Give the data a second time, exactly and in full.

********************

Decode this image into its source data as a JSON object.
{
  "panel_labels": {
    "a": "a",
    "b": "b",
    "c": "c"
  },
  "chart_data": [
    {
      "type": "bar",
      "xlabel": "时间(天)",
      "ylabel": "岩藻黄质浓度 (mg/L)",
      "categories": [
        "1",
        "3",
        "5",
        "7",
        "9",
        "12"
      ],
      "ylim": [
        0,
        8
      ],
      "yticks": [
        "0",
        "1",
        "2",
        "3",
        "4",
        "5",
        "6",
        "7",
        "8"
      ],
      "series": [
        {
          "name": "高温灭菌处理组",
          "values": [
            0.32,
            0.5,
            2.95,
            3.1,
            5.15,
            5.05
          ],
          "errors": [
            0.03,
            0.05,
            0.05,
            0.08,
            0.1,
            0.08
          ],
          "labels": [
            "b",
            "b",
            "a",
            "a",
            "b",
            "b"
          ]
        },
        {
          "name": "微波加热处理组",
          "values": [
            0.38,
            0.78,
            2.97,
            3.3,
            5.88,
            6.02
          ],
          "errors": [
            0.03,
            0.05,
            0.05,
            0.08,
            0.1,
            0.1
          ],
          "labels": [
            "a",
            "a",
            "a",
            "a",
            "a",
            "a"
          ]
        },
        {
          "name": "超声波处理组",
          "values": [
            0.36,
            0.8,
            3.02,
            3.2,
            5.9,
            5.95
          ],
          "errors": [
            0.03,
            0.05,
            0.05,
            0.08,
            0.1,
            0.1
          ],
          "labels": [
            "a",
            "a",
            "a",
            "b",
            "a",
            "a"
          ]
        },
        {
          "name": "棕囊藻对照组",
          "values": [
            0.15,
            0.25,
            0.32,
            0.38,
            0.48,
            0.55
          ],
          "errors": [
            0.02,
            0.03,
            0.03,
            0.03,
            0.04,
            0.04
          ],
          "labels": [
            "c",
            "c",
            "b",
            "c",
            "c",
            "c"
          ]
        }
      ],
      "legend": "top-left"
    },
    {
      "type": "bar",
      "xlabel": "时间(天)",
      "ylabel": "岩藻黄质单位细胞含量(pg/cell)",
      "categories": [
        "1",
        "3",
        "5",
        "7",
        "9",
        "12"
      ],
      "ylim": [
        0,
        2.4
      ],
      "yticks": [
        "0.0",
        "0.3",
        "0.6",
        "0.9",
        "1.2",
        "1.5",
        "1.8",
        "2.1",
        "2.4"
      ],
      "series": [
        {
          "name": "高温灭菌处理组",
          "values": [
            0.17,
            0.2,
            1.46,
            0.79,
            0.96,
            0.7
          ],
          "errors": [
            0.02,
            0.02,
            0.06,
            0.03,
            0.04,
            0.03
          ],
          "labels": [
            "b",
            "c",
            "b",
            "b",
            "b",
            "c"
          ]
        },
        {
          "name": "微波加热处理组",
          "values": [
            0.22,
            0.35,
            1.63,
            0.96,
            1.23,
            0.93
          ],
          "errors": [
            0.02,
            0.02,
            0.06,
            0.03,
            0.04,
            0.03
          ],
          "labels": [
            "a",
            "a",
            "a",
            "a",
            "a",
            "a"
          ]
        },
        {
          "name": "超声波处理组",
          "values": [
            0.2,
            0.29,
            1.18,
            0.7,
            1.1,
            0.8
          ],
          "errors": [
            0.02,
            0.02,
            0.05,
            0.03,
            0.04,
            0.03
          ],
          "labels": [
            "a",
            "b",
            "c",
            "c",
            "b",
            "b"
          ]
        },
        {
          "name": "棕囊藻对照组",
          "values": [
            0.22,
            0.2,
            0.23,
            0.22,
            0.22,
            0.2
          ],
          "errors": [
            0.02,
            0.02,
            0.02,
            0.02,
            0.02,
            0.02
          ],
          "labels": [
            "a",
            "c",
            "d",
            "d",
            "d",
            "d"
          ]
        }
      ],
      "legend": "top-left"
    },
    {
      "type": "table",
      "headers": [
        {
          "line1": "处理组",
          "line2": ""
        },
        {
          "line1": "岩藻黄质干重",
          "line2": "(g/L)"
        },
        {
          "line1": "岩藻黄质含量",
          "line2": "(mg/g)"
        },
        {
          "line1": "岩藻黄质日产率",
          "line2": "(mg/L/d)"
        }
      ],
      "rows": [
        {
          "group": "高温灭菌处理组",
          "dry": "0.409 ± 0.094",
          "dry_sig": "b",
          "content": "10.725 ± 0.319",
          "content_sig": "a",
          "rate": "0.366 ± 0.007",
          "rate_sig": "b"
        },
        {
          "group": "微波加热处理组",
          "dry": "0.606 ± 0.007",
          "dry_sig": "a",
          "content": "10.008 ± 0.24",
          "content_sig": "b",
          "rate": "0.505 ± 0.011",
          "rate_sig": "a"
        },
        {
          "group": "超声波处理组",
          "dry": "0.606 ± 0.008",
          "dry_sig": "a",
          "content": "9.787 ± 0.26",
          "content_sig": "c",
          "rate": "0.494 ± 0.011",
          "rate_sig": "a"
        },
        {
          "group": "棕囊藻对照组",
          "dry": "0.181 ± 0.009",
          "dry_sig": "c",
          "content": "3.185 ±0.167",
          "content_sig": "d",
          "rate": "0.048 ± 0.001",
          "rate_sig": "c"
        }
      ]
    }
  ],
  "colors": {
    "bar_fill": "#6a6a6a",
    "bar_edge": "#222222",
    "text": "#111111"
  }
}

********************

* **Answer to the task**
Decode this image into its source data as a JSON object.
{
  "panel_labels": {
    "a": "a",
    "b": "b",
    "c": "c"
  },
  "chart_data": [
    {
      "type": "bar",
      "xlabel": "时间(天)",
      "ylabel": "岩藻黄质浓度 (mg/L)",
      "categories": [
        "1",
        "3",
        "5",
        "7",
        "9",
        "12"
      ],
      "ylim": [
        0,
        8
      ],
      "yticks": [
        "0",
        "1",
        "2",
        "3",
        "4",
        "5",
        "6",
        "7",
        "8"
      ],
      "series": [
        {
          "name": "高温灭菌处理组",
          "values": [
            0.32,
            0.5,
            2.95,
            3.1,
            5.15,
            5.05
          ],
          "errors": [
            0.03,
            0.05,
            0.05,
            0.08,
            0.1,
            0.08
          ],
          "labels": [
            "b",
            "b",
            "a",
            "a",
            "b",
            "b"
          ]
        },
        {
          "name": "微波加热处理组",
          "values": [
            0.38,
            0.78,
            2.97,
            3.3,
            5.88,
            6.02
          ],
          "errors": [
            0.03,
            0.05,
            0.05,
            0.08,
            0.1,
            0.1
          ],
          "labels": [
            "a",
            "a",
            "a",
            "a",
            "a",
            "a"
          ]
        },
        {
          "name": "超声波处理组",
          "values": [
            0.36,
            0.8,
            3.02,
            3.2,
            5.9,
            5.95
          ],
          "errors": [
            0.03,
            0.05,
            0.05,
            0.08,
            0.1,
            0.1
          ],
          "labels": [
            "a",
            "a",
            "a",
            "b",
            "a",
            "a"
          ]
        },
        {
          "name": "棕囊藻对照组",
          "values": [
            0.15,
            0.25,
            0.32,
            0.38,
            0.48,
            0.55
          ],
          "errors": [
            0.02,
            0.03,
            0.03,
            0.03,
            0.04,
            0.04
          ],
          "labels": [
            "c",
            "c",
            "b",
            "c",
            "c",
            "c"
          ]
        }
      ],
      "legend": "top-left"
    },
    {
      "type": "bar",
      "xlabel": "时间(天)",
      "ylabel": "岩藻黄质单位细胞含量(pg/cell)",
      "categories": [
        "1",
        "3",
        "5",
        "7",
        "9",
        "12"
      ],
      "ylim": [
        0,
        2.4
      ],
      "yticks": [
        "0.0",
        "0.3",
        "0.6",
        "0.9",
        "1.2",
        "1.5",
        "1.8",
        "2.1",
        "2.4"
      ],
      "series": [
        {
          "name": "高温灭菌处理组",
          "values": [
            0.17,
            0.2,
            1.46,
            0.79,
            0.96,
            0.7
          ],
          "errors": [
            0.02,
            0.02,
            0.06,
            0.03,
            0.04,
            0.03
          ],
          "labels": [
            "b",
            "c",
            "b",
            "b",
            "b",
            "c"
          ]
        },
        {
          "name": "微波加热处理组",
          "values": [
            0.22,
            0.35,
            1.63,
            0.96,
            1.23,
            0.93
          ],
          "errors": [
            0.02,
            0.02,
            0.06,
            0.03,
            0.04,
            0.03
          ],
          "labels": [
            "a",
            "a",
            "a",
            "a",
            "a",
            "a"
          ]
        },
        {
          "name": "超声波处理组",
          "values": [
            0.2,
            0.29,
            1.18,
            0.7,
            1.1,
            0.8
          ],
          "errors": [
            0.02,
            0.02,
            0.05,
            0.03,
            0.04,
            0.03
          ],
          "labels": [
            "a",
            "b",
            "c",
            "c",
            "b",
            "b"
          ]
        },
        {
          "name": "棕囊藻对照组",
          "values": [
            0.22,
            0.2,
            0.23,
            0.22,
            0.22,
            0.2
          ],
          "errors": [
            0.02,
            0.02,
            0.02,
            0.02,
            0.02,
            0.02
          ],
          "labels": [
            "a",
            "c",
            "d",
            "d",
            "d",
            "d"
          ]
        }
      ],
      "legend": "top-left"
    },
    {
      "type": "table",
      "headers": [
        {
          "line1": "处理组",
          "line2": ""
        },
        {
          "line1": "岩藻黄质干重",
          "line2": "(g/L)"
        },
        {
          "line1": "岩藻黄质含量",
          "line2": "(mg/g)"
        },
        {
          "line1": "岩藻黄质日产率",
          "line2": "(mg/L/d)"
        }
      ],
      "rows": [
        {
          "group": "高温灭菌处理组",
          "dry": "0.409 ± 0.094",
          "dry_sig": "b",
          "content": "10.725 ± 0.319",
          "content_sig": "a",
          "rate": "0.366 ± 0.007",
          "rate_sig": "b"
        },
        {
          "group": "微波加热处理组",
          "dry": "0.606 ± 0.007",
          "dry_sig": "a",
          "content": "10.008 ± 0.24",
          "content_sig": "b",
          "rate": "0.505 ± 0.011",
          "rate_sig": "a"
        },
        {
          "group": "超声波处理组",
          "dry": "0.606 ± 0.008",
          "dry_sig": "a",
          "content": "9.787 ± 0.26",
          "content_sig": "c",
          "rate": "0.494 ± 0.011",
          "rate_sig": "a"
        },
        {
          "group": "棕囊藻对照组",
          "dry": "0.181 ± 0.009",
          "dry_sig": "c",
          "content": "3.185 ±0.167",
          "content_sig": "d",
          "rate": "0.048 ± 0.001",
          "rate_sig": "c"
        }
      ]
    }
  ],
  "colors": {
    "bar_fill": "#6a6a6a",
    "bar_edge": "#222222",
    "text": "#111111"
  }
}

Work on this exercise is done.